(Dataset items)
** Start **
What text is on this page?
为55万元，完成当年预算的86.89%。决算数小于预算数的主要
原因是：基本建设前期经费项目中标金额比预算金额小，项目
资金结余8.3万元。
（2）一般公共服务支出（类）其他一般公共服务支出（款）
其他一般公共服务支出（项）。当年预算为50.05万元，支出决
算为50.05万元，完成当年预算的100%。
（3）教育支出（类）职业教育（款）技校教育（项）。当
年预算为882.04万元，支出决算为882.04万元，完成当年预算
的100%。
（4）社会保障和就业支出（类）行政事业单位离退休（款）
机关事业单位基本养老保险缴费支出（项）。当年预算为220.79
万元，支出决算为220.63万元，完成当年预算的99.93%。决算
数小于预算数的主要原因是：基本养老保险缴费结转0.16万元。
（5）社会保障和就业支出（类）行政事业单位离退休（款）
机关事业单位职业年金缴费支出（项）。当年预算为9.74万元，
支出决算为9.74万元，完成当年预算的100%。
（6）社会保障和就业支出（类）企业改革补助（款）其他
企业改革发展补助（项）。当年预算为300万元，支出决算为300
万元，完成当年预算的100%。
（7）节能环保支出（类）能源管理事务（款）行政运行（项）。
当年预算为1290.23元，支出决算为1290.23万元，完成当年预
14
** End **
__Task statement__
Give the count of lines in the records that contain "行政事业单位离退休", and no other text.

__Response to the task__
2